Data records

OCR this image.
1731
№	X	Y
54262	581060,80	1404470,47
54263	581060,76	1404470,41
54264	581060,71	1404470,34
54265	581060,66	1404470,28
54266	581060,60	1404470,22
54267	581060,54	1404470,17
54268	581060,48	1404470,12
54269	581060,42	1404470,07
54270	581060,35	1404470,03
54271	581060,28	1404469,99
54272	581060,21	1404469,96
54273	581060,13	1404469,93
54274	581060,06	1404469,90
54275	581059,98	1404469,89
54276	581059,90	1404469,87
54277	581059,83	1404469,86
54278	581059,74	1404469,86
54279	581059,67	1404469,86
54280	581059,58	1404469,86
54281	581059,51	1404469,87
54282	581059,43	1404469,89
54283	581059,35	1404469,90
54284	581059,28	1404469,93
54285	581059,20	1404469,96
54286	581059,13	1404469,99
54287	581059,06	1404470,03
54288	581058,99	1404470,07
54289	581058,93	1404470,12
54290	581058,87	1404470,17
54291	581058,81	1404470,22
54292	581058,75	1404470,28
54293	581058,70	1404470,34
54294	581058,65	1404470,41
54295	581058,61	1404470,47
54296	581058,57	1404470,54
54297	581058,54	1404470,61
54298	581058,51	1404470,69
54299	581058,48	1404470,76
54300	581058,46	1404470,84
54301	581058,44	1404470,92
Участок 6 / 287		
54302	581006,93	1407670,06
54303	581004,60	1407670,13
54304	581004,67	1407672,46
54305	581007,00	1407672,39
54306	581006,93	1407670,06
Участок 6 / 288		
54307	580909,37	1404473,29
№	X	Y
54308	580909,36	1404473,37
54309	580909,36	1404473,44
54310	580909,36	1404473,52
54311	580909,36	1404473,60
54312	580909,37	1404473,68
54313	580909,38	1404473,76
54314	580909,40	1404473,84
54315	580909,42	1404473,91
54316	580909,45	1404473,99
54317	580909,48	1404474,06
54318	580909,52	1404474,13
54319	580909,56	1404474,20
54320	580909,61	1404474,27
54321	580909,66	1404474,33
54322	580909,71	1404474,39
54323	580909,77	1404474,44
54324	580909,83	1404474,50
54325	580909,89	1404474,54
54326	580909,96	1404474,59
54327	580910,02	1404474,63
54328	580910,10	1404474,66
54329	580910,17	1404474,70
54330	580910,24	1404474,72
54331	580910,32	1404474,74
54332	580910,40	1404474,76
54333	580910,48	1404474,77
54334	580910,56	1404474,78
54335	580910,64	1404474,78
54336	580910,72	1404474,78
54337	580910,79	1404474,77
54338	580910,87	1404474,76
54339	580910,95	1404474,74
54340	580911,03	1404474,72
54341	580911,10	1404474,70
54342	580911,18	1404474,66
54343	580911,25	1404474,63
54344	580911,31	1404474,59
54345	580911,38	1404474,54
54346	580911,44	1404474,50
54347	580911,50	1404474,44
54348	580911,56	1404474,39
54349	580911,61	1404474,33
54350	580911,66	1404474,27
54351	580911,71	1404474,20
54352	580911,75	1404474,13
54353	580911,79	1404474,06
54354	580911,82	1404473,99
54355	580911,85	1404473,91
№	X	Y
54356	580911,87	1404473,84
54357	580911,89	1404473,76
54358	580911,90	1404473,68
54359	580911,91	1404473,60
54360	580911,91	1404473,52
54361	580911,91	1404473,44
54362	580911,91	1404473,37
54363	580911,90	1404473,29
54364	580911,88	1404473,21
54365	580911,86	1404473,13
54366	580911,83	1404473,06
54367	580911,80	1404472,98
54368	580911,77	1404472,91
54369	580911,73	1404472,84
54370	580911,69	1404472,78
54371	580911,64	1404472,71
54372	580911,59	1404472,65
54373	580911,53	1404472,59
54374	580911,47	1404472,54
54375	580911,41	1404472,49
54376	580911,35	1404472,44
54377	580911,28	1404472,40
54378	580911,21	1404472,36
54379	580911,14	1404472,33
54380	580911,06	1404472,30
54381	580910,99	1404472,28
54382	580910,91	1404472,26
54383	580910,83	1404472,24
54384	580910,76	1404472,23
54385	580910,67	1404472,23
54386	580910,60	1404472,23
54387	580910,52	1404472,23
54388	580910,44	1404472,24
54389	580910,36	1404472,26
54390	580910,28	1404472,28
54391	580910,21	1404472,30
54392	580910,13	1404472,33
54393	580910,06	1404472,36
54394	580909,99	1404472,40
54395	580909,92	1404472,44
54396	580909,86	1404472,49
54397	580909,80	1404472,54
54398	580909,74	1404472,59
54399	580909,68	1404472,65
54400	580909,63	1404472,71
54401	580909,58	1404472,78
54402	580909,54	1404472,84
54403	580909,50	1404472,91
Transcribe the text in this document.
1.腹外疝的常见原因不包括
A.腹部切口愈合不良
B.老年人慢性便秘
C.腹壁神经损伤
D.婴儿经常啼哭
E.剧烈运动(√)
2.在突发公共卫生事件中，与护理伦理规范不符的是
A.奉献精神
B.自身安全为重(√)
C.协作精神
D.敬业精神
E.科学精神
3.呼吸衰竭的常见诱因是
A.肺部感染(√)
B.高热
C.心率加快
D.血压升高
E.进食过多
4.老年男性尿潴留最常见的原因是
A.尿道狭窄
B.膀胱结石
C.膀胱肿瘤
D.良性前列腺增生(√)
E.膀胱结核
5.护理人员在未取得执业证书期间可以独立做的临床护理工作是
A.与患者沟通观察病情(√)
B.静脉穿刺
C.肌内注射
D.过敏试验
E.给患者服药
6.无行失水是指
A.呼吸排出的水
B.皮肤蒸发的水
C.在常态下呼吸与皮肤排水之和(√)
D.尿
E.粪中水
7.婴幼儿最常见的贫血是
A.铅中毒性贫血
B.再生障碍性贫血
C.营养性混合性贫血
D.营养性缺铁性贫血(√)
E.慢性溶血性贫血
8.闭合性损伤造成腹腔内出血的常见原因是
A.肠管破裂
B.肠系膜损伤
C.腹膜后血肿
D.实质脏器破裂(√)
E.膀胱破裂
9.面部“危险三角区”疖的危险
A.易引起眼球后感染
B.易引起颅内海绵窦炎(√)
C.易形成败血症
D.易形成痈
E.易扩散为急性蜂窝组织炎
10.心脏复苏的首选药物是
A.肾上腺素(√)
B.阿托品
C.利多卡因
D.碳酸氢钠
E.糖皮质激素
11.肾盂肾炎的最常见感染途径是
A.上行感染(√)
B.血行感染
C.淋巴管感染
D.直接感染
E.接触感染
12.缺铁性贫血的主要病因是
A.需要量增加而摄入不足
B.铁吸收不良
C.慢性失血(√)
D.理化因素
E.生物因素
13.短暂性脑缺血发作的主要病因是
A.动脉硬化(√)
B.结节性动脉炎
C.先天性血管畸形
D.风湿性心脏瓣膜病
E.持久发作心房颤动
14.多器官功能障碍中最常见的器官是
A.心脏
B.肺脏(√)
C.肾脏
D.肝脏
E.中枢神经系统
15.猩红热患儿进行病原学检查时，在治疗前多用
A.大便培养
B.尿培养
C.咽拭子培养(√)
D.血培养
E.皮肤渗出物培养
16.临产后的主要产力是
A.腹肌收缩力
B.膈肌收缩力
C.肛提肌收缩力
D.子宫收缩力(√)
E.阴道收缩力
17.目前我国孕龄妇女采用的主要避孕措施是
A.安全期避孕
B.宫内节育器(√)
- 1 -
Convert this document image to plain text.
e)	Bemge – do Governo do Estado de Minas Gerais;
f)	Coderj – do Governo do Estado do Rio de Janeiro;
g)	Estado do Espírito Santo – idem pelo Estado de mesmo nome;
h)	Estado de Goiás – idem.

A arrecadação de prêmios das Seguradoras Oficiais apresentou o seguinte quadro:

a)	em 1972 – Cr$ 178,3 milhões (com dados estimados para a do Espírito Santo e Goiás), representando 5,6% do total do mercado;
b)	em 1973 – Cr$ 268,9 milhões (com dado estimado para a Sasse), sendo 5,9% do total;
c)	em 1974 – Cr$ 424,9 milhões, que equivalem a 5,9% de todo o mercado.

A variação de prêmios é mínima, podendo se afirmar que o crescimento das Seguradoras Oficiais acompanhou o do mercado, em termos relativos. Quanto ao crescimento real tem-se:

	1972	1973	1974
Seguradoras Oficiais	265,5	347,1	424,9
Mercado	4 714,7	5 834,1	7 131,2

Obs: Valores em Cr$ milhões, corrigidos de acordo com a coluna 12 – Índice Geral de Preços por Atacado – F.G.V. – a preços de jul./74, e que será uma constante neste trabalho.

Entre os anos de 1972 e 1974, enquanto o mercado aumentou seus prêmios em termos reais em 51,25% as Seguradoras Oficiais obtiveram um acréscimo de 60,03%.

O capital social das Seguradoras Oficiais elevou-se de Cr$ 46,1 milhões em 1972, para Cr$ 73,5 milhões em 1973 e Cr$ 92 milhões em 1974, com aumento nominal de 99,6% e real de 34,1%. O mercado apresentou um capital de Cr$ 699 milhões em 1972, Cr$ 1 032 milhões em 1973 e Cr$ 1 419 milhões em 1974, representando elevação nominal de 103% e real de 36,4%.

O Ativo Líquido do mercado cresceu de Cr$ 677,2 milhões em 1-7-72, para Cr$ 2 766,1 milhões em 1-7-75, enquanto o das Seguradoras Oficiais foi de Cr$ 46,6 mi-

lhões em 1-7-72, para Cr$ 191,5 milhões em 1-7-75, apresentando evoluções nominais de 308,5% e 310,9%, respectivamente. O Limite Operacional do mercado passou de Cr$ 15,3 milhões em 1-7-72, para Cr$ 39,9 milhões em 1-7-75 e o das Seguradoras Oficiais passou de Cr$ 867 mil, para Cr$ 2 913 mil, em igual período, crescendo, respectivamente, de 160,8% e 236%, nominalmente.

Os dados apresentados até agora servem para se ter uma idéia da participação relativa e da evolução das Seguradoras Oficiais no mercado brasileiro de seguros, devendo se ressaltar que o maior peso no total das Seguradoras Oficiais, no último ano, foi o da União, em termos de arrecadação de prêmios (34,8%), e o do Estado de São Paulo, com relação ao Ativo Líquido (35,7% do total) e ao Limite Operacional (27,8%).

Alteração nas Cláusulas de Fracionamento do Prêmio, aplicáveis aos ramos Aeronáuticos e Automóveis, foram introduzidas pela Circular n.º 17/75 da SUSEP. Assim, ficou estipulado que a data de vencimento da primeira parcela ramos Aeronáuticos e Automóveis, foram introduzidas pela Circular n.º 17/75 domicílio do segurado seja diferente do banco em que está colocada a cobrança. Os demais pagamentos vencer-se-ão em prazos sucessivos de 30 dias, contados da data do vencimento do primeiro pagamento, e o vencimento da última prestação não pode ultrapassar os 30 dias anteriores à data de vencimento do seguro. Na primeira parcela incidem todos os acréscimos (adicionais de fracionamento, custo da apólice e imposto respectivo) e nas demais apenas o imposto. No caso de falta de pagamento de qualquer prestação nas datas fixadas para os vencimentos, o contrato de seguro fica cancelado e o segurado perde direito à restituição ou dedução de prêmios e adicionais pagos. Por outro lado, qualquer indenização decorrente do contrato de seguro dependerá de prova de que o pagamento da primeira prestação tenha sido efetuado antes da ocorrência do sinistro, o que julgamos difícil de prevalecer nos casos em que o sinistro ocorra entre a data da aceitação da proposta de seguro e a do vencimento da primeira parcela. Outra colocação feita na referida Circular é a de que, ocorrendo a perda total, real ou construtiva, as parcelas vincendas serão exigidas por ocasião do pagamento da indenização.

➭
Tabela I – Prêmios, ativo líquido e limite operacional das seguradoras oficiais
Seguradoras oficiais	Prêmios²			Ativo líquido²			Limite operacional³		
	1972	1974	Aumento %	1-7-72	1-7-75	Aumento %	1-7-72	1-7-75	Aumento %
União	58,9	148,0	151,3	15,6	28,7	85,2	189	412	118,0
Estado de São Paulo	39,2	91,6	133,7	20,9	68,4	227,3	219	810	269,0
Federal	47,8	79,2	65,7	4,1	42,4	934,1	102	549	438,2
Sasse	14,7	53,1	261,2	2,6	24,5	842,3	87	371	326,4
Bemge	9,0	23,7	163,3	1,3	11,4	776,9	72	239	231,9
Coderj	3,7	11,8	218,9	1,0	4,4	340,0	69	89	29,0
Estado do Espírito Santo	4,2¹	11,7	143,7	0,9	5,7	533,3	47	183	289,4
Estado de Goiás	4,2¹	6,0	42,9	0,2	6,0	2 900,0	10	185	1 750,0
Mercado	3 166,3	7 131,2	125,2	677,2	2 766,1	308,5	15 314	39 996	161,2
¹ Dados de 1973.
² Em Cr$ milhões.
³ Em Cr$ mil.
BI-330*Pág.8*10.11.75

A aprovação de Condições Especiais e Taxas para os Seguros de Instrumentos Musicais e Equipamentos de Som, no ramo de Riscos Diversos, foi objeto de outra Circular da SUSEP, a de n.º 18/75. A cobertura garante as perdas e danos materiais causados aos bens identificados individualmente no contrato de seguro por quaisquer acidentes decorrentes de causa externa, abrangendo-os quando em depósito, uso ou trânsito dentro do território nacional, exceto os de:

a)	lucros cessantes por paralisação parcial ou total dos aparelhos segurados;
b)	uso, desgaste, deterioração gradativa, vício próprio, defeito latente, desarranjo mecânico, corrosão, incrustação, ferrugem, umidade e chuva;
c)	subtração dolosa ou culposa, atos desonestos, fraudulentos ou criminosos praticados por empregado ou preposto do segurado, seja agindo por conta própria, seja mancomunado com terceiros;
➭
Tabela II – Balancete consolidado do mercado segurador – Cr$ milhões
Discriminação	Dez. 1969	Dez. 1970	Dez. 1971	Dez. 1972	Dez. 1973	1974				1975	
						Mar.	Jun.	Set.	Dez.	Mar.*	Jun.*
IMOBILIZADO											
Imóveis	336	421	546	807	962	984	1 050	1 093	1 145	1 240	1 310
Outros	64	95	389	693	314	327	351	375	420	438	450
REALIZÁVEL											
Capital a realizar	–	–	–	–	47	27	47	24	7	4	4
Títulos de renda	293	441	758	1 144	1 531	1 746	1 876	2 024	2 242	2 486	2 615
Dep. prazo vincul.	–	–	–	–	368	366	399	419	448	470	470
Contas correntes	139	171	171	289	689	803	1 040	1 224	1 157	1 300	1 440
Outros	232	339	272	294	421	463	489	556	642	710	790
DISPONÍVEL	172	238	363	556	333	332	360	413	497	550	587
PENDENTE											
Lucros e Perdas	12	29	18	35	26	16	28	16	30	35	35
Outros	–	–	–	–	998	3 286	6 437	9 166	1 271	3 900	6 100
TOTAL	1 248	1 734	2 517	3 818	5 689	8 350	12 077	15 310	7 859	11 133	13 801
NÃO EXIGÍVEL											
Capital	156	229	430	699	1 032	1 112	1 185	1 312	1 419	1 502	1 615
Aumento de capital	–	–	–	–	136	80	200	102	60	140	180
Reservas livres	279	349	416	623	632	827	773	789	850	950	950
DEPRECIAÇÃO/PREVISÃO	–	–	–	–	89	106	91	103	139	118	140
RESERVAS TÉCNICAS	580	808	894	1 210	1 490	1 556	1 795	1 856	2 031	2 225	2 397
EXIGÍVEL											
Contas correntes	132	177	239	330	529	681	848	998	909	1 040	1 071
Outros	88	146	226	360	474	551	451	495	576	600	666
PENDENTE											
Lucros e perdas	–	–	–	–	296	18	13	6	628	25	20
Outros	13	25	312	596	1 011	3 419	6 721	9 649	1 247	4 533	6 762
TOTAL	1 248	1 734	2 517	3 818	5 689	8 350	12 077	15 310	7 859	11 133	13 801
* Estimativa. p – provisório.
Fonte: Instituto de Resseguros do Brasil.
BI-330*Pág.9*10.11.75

GIVEN EXERCISE ::
State how many lines of the entries above include the word "enquanto", offering no text other than the number.

FULL OUTPUT ::
2